++++ SOURCE MATERIAL ++++
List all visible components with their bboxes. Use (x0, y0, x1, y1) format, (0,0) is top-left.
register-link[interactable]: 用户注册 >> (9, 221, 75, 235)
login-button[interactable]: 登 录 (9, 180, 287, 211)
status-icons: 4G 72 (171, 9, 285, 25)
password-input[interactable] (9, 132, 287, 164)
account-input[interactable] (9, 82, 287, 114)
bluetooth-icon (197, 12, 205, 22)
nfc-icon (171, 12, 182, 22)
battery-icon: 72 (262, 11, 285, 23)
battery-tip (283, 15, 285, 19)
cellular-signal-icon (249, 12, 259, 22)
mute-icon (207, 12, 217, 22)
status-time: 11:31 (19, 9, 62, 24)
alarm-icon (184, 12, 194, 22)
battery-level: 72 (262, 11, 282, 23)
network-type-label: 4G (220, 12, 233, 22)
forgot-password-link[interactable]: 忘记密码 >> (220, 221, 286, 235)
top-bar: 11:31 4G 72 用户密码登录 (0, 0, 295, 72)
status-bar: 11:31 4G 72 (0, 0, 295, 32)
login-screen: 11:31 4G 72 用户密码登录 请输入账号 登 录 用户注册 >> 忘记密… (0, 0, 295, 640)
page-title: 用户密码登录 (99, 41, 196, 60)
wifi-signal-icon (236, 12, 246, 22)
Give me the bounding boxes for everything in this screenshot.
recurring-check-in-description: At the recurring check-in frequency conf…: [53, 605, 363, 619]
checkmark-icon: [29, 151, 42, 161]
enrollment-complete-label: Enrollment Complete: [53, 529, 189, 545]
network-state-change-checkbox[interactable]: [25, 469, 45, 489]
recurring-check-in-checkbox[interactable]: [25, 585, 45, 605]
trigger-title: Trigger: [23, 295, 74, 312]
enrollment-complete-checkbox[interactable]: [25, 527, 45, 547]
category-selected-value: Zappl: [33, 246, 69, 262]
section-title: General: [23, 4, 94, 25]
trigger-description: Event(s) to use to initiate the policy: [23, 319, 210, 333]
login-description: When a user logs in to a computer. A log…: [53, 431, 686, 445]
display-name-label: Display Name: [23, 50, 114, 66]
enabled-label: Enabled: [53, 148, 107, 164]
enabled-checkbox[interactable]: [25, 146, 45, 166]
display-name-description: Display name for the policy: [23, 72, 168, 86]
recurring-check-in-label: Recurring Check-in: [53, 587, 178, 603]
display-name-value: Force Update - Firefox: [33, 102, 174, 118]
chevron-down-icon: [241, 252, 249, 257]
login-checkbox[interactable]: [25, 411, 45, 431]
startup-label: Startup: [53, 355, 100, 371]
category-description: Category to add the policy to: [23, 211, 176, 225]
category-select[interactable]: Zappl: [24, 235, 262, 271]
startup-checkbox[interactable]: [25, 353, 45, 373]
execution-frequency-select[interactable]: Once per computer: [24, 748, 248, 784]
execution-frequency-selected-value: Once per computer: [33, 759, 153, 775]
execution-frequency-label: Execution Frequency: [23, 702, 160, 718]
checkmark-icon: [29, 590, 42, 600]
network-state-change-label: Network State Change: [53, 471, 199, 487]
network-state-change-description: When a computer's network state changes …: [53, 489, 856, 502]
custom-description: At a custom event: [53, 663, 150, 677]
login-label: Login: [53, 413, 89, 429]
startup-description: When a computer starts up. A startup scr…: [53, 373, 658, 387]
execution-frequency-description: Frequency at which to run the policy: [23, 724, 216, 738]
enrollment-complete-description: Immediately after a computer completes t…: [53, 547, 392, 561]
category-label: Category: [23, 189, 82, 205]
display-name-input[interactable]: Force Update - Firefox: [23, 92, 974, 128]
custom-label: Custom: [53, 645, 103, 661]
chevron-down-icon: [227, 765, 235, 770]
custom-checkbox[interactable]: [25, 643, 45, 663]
++++
REQUIREMENT
Reproduce the listing above word for word, line by line, from start to finish.

TASK RESPONSE
List all visible components with their bboxes. Use (x0, y0, x1, y1) format, (0,0) is top-left.
register-link[interactable]: 用户注册 >> (9, 221, 75, 235)
login-button[interactable]: 登 录 (9, 180, 287, 211)
status-icons: 4G 72 (171, 9, 285, 25)
password-input[interactable] (9, 132, 287, 164)
account-input[interactable] (9, 82, 287, 114)
bluetooth-icon (197, 12, 205, 22)
nfc-icon (171, 12, 182, 22)
battery-icon: 72 (262, 11, 285, 23)
battery-tip (283, 15, 285, 19)
cellular-signal-icon (249, 12, 259, 22)
mute-icon (207, 12, 217, 22)
status-time: 11:31 (19, 9, 62, 24)
alarm-icon (184, 12, 194, 22)
battery-level: 72 (262, 11, 282, 23)
network-type-label: 4G (220, 12, 233, 22)
forgot-password-link[interactable]: 忘记密码 >> (220, 221, 286, 235)
top-bar: 11:31 4G 72 用户密码登录 (0, 0, 295, 72)
status-bar: 11:31 4G 72 (0, 0, 295, 32)
login-screen: 11:31 4G 72 用户密码登录 请输入账号 登 录 用户注册 >> 忘记密… (0, 0, 295, 640)
page-title: 用户密码登录 (99, 41, 196, 60)
wifi-signal-icon (236, 12, 246, 22)
Give me the bounding boxes for everything in this screenshot.
recurring-check-in-description: At the recurring check-in frequency conf…: [53, 605, 363, 619]
checkmark-icon: [29, 151, 42, 161]
enrollment-complete-label: Enrollment Complete: [53, 529, 189, 545]
network-state-change-checkbox[interactable]: [25, 469, 45, 489]
recurring-check-in-checkbox[interactable]: [25, 585, 45, 605]
trigger-title: Trigger: [23, 295, 74, 312]
enrollment-complete-checkbox[interactable]: [25, 527, 45, 547]
category-selected-value: Zappl: [33, 246, 69, 262]
section-title: General: [23, 4, 94, 25]
trigger-description: Event(s) to use to initiate the policy: [23, 319, 210, 333]
login-description: When a user logs in to a computer. A log…: [53, 431, 686, 445]
display-name-label: Display Name: [23, 50, 114, 66]
enabled-label: Enabled: [53, 148, 107, 164]
enabled-checkbox[interactable]: [25, 146, 45, 166]
display-name-description: Display name for the policy: [23, 72, 168, 86]
recurring-check-in-label: Recurring Check-in: [53, 587, 178, 603]
display-name-value: Force Update - Firefox: [33, 102, 174, 118]
chevron-down-icon: [241, 252, 249, 257]
login-checkbox[interactable]: [25, 411, 45, 431]
startup-label: Startup: [53, 355, 100, 371]
category-description: Category to add the policy to: [23, 211, 176, 225]
category-select[interactable]: Zappl: [24, 235, 262, 271]
startup-checkbox[interactable]: [25, 353, 45, 373]
execution-frequency-select[interactable]: Once per computer: [24, 748, 248, 784]
execution-frequency-selected-value: Once per computer: [33, 759, 153, 775]
execution-frequency-label: Execution Frequency: [23, 702, 160, 718]
checkmark-icon: [29, 590, 42, 600]
network-state-change-label: Network State Change: [53, 471, 199, 487]
network-state-change-description: When a computer's network state changes …: [53, 489, 856, 502]
custom-description: At a custom event: [53, 663, 150, 677]
login-label: Login: [53, 413, 89, 429]
startup-description: When a computer starts up. A startup scr…: [53, 373, 658, 387]
execution-frequency-description: Frequency at which to run the policy: [23, 724, 216, 738]
enrollment-complete-description: Immediately after a computer completes t…: [53, 547, 392, 561]
category-label: Category: [23, 189, 82, 205]
display-name-input[interactable]: Force Update - Firefox: [23, 92, 974, 128]
custom-label: Custom: [53, 645, 103, 661]
chevron-down-icon: [227, 765, 235, 770]
custom-checkbox[interactable]: [25, 643, 45, 663]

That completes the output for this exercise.